EXERCISE OBJECTIVE: Copy out lines with the word "dash" from the material that follows.
═════ RAW DATA
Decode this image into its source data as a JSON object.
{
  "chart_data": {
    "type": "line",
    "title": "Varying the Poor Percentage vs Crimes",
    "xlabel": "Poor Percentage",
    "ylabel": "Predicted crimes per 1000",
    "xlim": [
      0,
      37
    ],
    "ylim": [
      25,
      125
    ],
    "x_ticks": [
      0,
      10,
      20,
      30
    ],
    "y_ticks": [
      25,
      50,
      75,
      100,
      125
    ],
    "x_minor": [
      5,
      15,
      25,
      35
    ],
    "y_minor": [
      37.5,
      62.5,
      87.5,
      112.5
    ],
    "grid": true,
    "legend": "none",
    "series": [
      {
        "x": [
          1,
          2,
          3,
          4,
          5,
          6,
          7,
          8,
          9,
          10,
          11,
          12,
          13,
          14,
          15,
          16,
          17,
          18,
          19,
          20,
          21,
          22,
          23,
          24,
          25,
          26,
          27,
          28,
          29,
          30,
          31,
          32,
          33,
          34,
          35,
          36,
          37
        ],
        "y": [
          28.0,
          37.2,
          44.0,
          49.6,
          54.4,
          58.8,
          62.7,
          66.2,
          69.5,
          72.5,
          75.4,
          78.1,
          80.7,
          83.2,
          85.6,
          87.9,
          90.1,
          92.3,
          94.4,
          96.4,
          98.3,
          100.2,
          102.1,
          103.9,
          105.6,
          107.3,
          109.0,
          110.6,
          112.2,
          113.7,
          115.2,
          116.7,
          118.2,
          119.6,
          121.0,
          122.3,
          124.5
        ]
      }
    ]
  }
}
══════════
═════ RAW DATA
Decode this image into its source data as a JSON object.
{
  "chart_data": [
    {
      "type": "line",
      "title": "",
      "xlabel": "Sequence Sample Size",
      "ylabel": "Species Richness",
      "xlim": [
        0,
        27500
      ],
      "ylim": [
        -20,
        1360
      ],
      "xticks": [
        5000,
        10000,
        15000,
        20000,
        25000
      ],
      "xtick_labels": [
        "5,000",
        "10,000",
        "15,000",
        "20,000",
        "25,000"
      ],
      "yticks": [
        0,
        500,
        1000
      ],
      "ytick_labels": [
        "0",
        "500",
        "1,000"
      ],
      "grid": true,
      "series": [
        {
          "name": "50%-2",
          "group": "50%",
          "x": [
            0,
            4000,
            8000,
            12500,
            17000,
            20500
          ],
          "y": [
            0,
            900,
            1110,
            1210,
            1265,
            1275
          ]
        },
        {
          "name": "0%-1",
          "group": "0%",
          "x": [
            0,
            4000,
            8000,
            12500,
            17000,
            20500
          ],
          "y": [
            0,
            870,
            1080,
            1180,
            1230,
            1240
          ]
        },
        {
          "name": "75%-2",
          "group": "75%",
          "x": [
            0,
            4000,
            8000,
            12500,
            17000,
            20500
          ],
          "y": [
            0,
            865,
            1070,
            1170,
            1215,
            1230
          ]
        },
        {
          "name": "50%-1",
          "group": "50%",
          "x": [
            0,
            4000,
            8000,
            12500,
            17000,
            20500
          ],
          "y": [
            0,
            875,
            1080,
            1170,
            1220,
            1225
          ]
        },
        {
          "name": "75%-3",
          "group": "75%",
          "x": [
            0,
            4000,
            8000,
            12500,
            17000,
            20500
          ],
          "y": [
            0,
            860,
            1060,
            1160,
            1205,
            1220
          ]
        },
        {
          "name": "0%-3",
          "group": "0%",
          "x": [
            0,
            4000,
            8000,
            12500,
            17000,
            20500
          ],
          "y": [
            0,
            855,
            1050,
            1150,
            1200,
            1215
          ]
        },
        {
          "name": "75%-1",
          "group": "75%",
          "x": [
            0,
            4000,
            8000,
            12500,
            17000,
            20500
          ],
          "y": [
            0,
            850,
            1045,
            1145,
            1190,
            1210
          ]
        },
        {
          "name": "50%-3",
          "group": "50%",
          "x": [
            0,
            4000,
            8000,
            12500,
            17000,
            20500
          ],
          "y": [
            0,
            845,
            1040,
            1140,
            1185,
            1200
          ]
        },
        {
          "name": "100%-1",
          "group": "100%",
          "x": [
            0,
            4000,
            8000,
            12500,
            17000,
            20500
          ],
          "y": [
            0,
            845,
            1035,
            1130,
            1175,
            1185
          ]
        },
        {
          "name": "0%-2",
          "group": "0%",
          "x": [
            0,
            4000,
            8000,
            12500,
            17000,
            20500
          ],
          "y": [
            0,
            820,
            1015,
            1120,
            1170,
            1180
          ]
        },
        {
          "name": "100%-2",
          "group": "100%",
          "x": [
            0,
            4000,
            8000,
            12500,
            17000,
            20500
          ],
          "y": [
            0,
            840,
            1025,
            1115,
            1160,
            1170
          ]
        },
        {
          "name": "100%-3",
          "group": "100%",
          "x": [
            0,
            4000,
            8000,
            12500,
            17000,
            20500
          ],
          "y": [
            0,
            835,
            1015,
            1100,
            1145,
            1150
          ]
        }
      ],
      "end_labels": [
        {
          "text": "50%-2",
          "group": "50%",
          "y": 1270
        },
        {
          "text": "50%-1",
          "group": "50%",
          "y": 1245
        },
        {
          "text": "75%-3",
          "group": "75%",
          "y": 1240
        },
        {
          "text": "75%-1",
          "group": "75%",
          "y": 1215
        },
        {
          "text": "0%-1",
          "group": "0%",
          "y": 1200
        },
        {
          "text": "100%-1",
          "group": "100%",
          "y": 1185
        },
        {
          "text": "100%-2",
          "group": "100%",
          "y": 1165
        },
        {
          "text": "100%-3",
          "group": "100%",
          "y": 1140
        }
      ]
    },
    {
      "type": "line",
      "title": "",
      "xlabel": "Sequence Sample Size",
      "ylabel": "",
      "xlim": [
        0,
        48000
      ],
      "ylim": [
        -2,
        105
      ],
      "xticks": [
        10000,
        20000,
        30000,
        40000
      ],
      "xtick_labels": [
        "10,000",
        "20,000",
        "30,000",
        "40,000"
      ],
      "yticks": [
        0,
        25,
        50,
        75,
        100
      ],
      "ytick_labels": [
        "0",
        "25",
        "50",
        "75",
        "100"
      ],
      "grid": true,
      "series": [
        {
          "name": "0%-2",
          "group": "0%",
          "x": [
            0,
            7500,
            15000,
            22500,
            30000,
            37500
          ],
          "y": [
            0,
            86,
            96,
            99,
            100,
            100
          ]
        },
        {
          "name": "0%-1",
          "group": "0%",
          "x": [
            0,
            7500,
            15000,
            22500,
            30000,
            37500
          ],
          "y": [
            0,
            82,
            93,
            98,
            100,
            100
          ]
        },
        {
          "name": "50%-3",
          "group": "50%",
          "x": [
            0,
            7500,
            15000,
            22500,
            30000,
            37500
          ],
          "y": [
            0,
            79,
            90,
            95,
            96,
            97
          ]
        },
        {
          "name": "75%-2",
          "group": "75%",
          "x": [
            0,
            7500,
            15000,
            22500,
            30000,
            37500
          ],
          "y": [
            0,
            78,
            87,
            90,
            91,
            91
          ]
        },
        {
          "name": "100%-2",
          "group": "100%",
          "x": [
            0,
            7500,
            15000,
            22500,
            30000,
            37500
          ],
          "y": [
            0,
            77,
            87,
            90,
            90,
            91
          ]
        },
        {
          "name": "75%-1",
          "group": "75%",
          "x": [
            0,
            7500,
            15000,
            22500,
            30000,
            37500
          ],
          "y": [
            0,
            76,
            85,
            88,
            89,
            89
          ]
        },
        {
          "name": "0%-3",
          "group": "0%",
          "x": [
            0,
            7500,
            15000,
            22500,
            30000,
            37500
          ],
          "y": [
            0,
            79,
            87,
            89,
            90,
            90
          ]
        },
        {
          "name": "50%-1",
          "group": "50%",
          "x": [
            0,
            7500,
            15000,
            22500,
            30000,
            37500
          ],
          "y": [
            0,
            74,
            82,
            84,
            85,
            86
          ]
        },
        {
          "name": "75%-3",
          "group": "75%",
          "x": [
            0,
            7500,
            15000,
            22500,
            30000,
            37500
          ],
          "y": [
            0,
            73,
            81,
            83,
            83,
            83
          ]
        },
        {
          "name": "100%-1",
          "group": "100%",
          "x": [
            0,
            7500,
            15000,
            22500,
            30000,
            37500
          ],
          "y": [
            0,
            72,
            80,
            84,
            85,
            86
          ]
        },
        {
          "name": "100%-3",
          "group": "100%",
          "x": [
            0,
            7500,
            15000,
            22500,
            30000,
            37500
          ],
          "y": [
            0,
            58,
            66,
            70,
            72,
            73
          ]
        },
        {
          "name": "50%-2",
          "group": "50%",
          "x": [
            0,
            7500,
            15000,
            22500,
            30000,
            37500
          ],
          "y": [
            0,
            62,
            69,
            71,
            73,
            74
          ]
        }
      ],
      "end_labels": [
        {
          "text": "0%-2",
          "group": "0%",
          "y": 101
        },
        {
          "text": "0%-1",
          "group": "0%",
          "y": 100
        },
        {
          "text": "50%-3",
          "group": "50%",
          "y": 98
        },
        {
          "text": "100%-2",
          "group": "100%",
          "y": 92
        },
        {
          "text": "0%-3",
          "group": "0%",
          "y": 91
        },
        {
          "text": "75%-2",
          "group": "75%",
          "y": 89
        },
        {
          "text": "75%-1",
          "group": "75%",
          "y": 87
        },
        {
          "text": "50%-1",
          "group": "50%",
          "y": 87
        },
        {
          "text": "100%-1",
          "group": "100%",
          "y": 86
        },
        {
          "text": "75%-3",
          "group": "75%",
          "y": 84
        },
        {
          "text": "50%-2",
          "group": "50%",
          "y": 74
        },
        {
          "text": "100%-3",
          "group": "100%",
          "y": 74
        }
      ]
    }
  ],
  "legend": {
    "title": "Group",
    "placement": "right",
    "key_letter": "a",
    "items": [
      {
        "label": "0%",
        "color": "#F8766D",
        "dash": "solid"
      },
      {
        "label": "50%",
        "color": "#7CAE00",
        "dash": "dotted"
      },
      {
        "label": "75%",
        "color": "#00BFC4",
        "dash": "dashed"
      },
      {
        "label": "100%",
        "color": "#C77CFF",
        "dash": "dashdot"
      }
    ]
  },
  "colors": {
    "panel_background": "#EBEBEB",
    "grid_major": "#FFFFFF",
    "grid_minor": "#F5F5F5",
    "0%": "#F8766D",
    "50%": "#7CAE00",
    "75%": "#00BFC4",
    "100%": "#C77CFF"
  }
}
══════════
WORKED SOLUTION:
        "dash": "solid"
        "dash": "dotted"
        "dash": "dashed"
        "dash": "dashdot"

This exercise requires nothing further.